◆ Source:
Re: [OMPI users] Basic problems with OpenMPI

2007-08-30 Thread Amit Kumar Saha
Hello,

On 8/29/07, Jeff Squyres  wrote:
> Amit --
>
> I think you want to have a look at the "setup" FAQ -- many of the
> questions you have asked are answered there:
>
>  http://www.open-mpi.org/faq/?category=running


Thanks Jeff for pointing that out. I am sorry for not having looked up
the FAQ before asking the mailing list.

Regards
-- 
Amit Kumar Saha
[URL]:http://amitsaha.in.googlepages.com


Re: [OMPI users] Basic problems with OpenMPI

2007-08-29 Thread Jeff Squyres

Amit --

I think you want to have a look at the "setup" FAQ -- many of the  
questions you have asked are answered there:


http://www.open-mpi.org/faq/?category=running


On Aug 29, 2007, at 6:07 AM, Amit Kumar Saha wrote:


Hi Gleb,

The above output shows that you have a problem on host ubuntu- 
desktop-2.

Have you setup login without a password from ubuntu-desktop-1 to
ubuntu-desktop-2?


Thank you very much. It works!

Regards
--
Amit Kumar Saha
[URL]:http://amitsaha.in.googlepages.com
___
users mailing list
us...@open-mpi.org
http://www.open-mpi.org/mailman/listinfo.cgi/users



--
Jeff Squyres
Cisco Systems



Re: [OMPI users] Basic problems with OpenMPI

2007-08-29 Thread Amit Kumar Saha
Hi Gleb,

> The above output shows that you have a problem on host ubuntu-desktop-2.
> Have you setup login without a password from ubuntu-desktop-1 to
> ubuntu-desktop-2?

Thank you very much. It works!

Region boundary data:
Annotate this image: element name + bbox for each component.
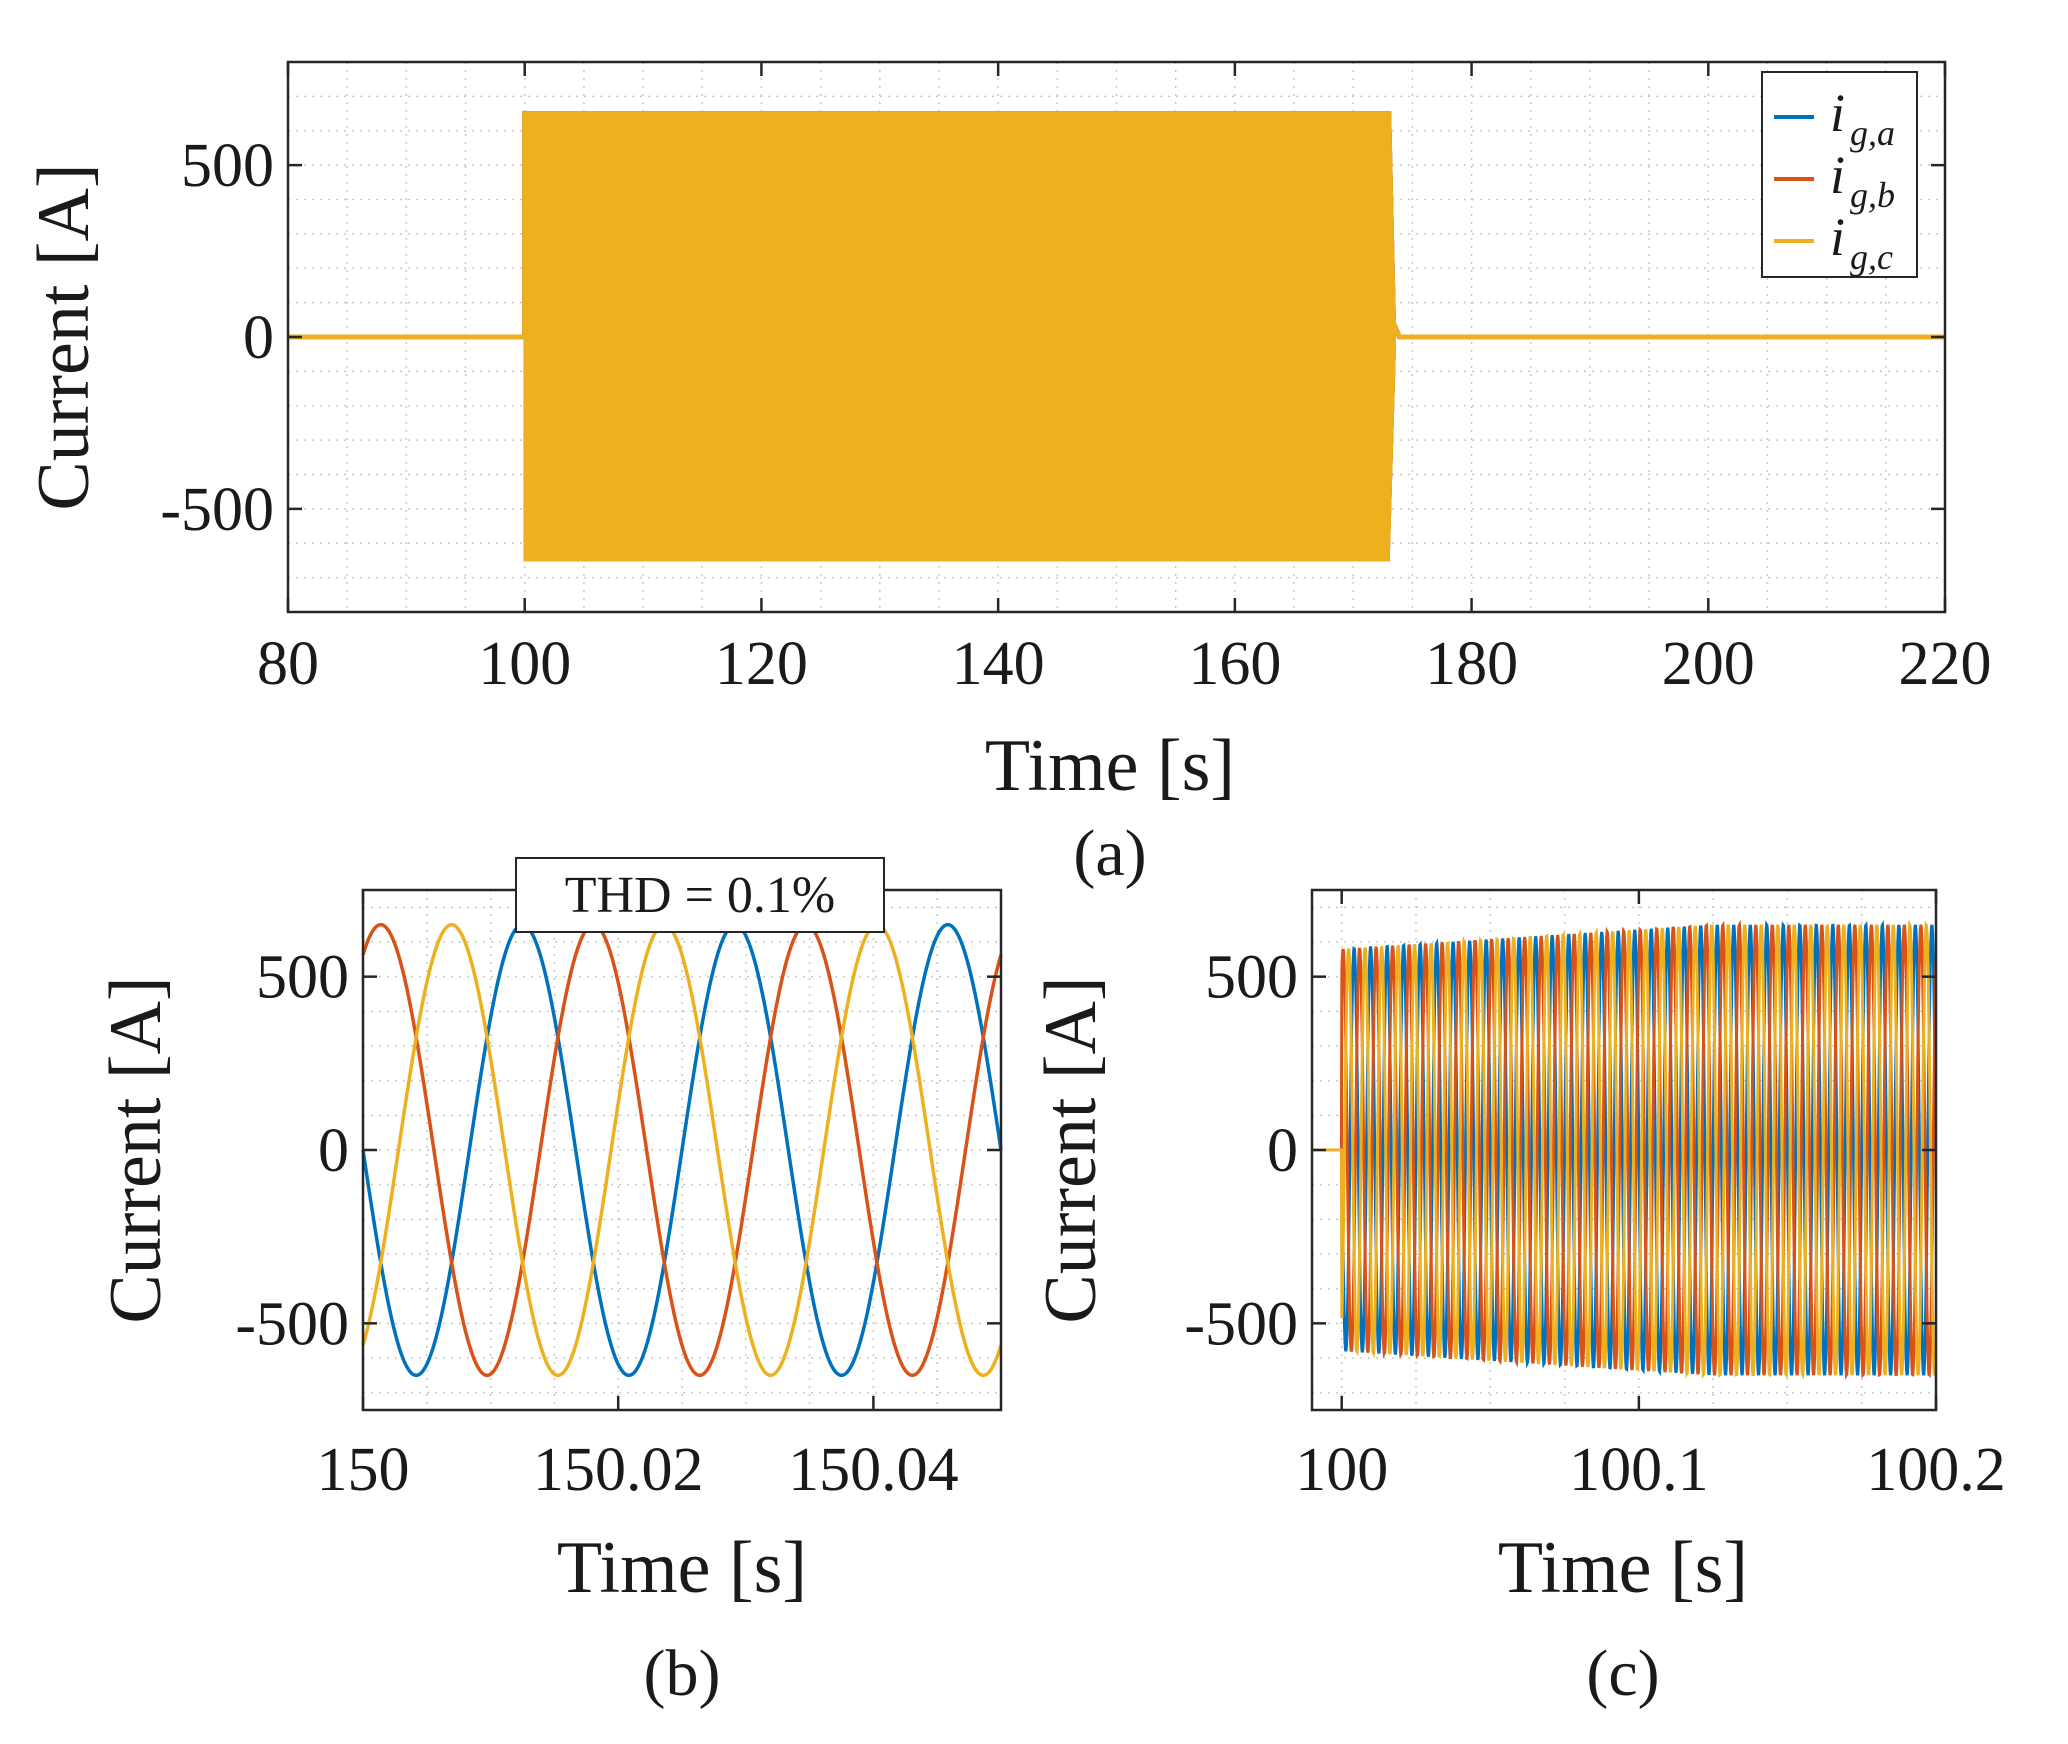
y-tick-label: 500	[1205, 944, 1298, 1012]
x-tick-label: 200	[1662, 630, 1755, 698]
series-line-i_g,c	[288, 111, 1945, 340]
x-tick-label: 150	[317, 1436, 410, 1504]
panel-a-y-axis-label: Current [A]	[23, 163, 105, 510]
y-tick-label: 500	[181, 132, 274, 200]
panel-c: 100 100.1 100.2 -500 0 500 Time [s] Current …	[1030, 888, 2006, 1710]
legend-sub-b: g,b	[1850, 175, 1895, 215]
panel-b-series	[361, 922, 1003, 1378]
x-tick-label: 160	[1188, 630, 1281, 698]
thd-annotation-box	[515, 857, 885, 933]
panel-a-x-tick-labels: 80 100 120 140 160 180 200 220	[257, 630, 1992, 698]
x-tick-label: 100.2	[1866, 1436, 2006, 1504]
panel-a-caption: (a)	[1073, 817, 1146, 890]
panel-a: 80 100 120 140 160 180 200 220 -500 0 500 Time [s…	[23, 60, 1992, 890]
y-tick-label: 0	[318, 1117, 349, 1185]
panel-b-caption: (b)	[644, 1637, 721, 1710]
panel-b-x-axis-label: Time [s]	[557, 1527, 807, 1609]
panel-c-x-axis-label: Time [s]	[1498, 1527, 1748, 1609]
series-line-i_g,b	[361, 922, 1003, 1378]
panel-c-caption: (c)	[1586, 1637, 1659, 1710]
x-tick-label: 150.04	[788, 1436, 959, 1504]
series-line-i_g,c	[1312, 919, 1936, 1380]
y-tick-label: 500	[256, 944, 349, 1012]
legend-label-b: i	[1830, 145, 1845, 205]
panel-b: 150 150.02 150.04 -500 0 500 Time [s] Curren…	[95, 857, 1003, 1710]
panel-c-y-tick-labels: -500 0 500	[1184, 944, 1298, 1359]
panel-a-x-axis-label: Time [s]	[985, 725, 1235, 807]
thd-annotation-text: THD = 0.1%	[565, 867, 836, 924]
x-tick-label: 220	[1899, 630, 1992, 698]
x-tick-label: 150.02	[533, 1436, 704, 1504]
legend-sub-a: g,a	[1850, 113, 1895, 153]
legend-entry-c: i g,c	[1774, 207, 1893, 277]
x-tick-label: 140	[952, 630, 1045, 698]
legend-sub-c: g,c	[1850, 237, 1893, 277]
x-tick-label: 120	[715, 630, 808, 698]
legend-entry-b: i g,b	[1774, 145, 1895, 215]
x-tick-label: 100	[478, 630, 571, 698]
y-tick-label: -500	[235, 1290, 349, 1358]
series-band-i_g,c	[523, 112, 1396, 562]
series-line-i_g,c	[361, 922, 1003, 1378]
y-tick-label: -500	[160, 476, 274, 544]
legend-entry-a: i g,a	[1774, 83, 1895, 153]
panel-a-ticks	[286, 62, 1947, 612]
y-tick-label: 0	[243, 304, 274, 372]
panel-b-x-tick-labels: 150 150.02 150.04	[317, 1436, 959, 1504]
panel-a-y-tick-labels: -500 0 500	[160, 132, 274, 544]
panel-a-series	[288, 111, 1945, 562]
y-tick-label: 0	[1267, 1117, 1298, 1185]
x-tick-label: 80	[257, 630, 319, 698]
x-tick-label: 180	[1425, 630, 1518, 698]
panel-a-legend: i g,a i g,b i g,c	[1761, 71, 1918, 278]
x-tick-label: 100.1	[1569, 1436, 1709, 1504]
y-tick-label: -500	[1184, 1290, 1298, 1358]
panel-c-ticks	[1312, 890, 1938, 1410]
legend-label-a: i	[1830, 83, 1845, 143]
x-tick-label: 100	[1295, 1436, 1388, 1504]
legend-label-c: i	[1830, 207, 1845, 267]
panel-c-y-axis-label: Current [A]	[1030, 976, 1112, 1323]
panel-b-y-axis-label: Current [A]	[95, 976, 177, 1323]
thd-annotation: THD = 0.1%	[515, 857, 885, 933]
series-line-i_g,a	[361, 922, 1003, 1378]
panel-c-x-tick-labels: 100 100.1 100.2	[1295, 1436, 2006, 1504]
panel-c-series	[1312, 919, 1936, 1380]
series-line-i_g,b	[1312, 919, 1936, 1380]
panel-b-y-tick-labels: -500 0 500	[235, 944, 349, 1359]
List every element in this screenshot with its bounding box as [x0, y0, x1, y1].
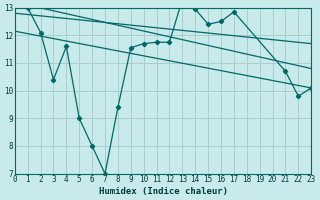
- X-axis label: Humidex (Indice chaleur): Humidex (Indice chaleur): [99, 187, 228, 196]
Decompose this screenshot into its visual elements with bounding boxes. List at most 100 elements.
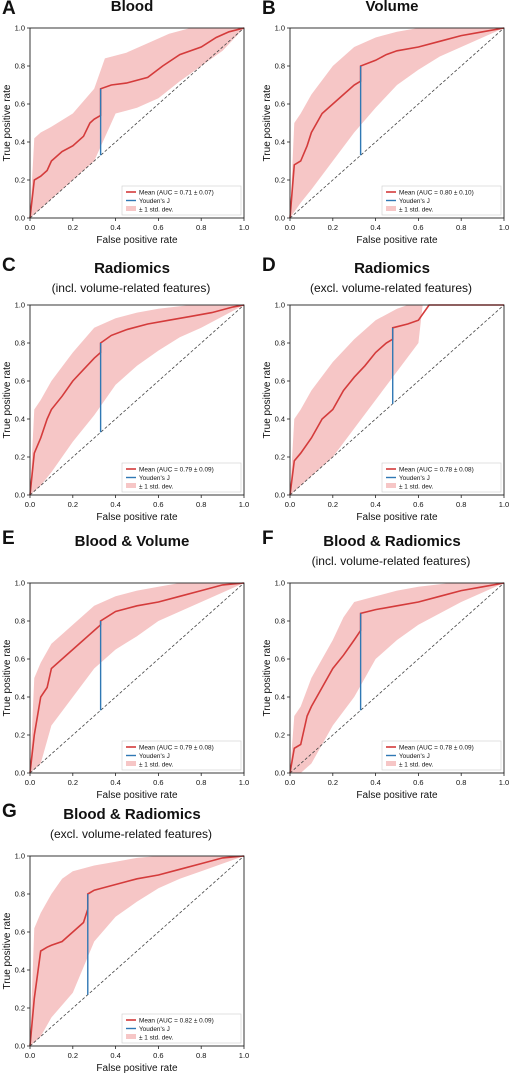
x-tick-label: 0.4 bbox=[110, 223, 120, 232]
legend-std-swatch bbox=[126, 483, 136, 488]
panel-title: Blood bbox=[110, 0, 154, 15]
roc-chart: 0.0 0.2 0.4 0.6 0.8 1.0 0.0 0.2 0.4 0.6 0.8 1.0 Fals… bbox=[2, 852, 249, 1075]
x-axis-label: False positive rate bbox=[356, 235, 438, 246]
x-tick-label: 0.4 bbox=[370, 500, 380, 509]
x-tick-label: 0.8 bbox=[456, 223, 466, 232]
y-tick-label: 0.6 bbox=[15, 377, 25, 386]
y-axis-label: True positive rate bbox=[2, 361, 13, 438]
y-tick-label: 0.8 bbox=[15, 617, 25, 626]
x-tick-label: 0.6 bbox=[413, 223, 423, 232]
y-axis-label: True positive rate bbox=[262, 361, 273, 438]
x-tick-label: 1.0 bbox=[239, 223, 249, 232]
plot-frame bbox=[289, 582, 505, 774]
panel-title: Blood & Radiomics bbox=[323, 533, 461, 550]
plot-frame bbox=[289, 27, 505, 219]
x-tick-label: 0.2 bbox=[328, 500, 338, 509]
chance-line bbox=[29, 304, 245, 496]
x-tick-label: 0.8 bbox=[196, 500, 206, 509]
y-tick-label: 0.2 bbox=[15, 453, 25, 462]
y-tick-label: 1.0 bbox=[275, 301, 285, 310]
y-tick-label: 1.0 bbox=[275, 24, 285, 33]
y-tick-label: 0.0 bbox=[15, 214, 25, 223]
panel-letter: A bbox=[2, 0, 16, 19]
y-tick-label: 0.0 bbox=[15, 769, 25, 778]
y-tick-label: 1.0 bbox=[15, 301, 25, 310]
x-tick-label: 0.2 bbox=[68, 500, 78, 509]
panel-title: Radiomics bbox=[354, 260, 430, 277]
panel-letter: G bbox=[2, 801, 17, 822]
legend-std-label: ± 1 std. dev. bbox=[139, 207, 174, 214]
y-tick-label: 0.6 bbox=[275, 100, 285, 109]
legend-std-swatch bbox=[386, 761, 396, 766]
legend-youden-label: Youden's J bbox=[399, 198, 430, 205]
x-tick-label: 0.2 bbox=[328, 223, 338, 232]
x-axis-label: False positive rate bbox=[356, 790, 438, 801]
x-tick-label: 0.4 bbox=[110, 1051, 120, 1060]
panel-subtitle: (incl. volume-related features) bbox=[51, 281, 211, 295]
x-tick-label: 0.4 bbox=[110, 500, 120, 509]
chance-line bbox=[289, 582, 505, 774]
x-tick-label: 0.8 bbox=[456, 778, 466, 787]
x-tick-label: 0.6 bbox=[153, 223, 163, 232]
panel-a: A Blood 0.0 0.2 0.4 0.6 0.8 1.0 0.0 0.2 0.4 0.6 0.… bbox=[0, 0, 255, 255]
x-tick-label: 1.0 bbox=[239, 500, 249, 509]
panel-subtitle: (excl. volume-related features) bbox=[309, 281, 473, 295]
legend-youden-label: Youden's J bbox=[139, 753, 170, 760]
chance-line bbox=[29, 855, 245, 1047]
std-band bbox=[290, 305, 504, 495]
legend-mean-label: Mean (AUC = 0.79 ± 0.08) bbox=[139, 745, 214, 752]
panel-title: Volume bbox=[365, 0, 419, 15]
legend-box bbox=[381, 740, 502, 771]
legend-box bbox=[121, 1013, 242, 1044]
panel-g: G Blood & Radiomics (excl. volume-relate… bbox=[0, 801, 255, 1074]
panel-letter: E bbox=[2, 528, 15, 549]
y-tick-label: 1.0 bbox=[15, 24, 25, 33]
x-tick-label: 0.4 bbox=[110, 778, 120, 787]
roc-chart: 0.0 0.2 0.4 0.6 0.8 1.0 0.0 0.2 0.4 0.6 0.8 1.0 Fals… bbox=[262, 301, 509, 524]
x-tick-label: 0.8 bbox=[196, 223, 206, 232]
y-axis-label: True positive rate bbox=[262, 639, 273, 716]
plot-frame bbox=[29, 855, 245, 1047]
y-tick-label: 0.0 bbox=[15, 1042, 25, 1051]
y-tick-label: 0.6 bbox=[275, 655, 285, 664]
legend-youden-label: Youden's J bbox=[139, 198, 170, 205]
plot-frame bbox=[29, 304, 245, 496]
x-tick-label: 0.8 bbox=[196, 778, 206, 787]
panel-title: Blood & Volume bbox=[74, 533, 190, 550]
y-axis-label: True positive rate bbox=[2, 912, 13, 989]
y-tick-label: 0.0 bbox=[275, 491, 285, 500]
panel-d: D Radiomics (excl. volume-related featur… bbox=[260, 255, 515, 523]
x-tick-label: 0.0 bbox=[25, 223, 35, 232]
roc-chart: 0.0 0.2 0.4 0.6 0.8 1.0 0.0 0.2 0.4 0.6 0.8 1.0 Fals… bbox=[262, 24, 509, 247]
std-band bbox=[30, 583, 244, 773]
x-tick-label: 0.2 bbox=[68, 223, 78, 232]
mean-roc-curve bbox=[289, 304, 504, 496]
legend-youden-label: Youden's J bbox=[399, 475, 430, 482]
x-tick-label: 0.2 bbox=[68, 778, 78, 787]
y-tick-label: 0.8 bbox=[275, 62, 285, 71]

◆ Exercise task 1:
Reproduce the stretch of the OpenMPI thread from "On 8/29/07, Jeff" through "the mailing list.".
◆ Exercise task 2:
Carry on writing the OpenMPI thread, starting right after its final sentence.

◆ Final answer 1:
On 8/29/07, Jeff Squyres  wrote:
> Amit --
>
> I think you want to have a look at the "setup" FAQ -- many of the
> questions you have asked are answered there:
>
>  http://www.open-mpi.org/faq/?category=running


Thanks Jeff for pointing that out. I am sorry for not having looked up
the FAQ before asking the mailing list.

◆ Final answer 2:
Regards
-- 
Amit Kumar Saha
[URL]:http://amitsaha.in.googlepages.com


Re: [OMPI users] Basic problems with OpenMPI

2007-08-29 Thread Gleb Natapov
On Wed, Aug 29, 2007 at 03:22:54PM +0530, Amit Kumar Saha wrote:
> Hi Glib,
> 
> i am sending a sample trace of my program:
> 
> amit@ubuntu-desktop-1:~/mpi-exec$ mpirun --np 3 --hostfile
> mpi-host-file HellMPI
> 
> amit@debian-desktop-1's password: [ubuntu-desktop-1:28575] [0,0,0]
> ORTE_ERROR_LOG: Timeout in file base/pls_base_orted_cmds.c at line 275
> [ubuntu-desktop-1:28575] [0,0,0] ORTE_ERROR_LOG: Timeout in file
> pls_rsh_module.c at line 1164
> [ubuntu-desktop-1:28575] [0,0,0] ORTE_ERROR_LOG: Timeout in file
> errmgr_hnp.c at line 90
> [ubuntu-desktop-1:28575] ERROR: A daemon on node ubuntu-desktop-2
> failed to start as expected.
> [ubuntu-desktop-1:28575] ERROR: There may be more information available from
> [ubuntu-desktop-1:28575] ERROR: the remote shell (see above).
> [ubuntu-desktop-1:28575] ERROR: The daemon exited unexpectedly with status 
> 255.
> [ubuntu-desktop-1:28575] [0,0,0] ORTE_ERROR_LOG: Timeout in file
> base/pls_base_orted_cmds.c at line 188
> [ubuntu-desktop-1:28575] [0,0,0] ORTE_ERROR_LOG: Timeout in file
> pls_rsh_module.c at line 1196
> --
> mpirun was unable to cleanly terminate the daemons for this job.
> Returned value Timeout instead of ORTE_SUCCESS.
> 
> --
> 
> this is what I get when i run the program.
> 
> However when i use "--np 2 " it works perfectly which of course means
> that it is not a problem with "debian-desktop-1" as the above output
> may show.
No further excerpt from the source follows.